> Stated task: Copy down every line where the string "Impacts" shows up.

> Provided records:
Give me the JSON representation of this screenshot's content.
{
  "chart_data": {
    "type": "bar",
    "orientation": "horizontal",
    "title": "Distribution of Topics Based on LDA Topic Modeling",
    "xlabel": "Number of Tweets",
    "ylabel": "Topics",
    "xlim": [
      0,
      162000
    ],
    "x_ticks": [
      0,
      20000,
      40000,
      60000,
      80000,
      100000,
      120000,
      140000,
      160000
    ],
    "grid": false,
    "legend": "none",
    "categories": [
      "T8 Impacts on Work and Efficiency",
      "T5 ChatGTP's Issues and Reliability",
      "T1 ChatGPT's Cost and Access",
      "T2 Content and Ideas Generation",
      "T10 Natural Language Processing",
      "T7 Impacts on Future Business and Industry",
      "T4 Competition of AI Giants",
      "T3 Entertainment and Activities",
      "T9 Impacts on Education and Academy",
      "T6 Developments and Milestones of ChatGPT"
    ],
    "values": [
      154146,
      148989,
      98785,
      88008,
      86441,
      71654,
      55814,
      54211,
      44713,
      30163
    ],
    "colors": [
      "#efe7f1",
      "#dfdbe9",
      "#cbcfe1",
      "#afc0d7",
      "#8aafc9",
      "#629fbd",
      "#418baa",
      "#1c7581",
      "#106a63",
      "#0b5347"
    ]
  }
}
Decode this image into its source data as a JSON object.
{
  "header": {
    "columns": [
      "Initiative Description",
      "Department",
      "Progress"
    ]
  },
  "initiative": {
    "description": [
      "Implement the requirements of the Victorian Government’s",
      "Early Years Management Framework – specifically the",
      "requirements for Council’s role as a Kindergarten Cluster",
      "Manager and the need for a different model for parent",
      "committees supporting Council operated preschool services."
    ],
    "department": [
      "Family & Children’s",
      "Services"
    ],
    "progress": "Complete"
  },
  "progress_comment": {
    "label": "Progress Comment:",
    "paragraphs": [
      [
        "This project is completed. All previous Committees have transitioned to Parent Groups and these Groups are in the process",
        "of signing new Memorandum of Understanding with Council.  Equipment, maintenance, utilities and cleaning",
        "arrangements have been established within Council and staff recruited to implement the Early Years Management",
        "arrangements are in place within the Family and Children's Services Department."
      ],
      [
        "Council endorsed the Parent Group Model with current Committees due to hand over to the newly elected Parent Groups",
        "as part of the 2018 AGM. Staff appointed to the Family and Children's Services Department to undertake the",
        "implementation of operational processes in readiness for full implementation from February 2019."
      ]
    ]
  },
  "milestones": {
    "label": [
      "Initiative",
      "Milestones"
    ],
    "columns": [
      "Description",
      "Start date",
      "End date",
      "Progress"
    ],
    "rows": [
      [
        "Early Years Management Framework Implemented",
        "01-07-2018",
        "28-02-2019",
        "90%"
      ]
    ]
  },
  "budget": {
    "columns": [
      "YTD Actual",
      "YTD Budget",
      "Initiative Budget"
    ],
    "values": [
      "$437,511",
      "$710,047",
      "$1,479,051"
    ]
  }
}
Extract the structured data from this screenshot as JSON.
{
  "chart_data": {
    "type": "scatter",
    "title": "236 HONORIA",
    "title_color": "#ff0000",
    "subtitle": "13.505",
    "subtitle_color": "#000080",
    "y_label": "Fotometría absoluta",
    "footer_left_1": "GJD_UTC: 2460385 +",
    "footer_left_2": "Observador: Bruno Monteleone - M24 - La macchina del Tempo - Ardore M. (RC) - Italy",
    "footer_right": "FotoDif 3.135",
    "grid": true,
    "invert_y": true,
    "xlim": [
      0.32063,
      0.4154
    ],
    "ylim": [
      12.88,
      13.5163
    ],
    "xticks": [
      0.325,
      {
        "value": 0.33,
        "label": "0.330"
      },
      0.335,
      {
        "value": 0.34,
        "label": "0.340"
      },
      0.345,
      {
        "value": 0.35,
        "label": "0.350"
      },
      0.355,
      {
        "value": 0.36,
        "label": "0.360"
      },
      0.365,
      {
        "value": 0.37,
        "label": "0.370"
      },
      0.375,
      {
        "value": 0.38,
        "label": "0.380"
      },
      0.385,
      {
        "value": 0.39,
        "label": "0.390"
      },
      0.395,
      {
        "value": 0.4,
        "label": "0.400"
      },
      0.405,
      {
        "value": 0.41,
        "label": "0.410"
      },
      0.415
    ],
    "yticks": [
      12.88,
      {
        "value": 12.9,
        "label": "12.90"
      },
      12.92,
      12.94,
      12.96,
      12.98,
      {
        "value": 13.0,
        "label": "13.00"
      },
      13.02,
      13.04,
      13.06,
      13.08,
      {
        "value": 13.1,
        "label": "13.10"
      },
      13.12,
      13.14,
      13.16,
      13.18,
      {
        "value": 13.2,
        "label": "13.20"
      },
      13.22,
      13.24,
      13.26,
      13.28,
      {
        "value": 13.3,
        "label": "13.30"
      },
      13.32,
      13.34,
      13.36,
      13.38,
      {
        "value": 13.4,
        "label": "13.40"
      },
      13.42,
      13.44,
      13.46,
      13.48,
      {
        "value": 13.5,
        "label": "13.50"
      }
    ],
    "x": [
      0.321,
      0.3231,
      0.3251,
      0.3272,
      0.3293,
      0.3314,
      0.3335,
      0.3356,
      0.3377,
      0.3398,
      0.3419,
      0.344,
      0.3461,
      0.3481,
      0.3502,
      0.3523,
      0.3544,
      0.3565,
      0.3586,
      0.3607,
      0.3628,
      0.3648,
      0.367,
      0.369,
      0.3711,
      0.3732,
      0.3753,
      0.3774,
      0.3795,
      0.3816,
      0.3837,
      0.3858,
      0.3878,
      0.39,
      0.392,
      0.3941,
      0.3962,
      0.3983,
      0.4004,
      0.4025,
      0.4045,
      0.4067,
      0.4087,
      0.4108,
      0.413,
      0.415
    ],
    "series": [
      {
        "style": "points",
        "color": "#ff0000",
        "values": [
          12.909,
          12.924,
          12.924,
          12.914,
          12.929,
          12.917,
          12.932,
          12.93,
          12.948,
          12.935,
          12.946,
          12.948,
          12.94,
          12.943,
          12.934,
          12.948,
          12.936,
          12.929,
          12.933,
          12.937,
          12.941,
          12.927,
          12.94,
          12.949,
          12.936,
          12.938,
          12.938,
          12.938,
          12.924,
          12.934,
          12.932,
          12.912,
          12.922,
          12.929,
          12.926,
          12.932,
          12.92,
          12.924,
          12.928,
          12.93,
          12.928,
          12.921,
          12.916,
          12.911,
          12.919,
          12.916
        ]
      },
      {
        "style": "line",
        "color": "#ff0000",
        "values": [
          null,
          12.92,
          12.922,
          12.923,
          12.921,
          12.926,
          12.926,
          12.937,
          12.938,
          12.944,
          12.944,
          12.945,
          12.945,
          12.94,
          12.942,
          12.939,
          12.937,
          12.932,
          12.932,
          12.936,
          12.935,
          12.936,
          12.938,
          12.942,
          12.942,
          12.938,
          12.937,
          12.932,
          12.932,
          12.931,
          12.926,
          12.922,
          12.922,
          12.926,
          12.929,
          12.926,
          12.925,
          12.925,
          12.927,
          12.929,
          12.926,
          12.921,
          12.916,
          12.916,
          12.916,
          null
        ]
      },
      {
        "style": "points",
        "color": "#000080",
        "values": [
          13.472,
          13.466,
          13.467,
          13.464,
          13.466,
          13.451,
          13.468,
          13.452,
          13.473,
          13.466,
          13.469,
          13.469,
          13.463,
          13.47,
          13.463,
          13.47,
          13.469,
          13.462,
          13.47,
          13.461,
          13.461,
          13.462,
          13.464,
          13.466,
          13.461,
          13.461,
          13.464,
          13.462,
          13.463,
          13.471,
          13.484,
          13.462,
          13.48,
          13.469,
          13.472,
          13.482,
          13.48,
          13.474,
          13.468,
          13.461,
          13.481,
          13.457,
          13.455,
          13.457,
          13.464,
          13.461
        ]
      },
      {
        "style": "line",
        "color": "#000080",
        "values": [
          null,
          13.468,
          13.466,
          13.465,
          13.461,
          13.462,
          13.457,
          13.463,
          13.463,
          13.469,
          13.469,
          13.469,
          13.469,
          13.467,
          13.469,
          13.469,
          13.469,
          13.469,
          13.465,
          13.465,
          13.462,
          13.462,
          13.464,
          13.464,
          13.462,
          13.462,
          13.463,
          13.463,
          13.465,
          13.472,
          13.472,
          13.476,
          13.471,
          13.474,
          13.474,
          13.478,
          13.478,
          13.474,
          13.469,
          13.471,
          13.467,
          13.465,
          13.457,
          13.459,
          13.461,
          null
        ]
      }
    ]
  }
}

> Solved exercise:
      "T8 Impacts on Work and Efficiency",
      "T7 Impacts on Future Business and Industry",
      "T9 Impacts on Education and Academy",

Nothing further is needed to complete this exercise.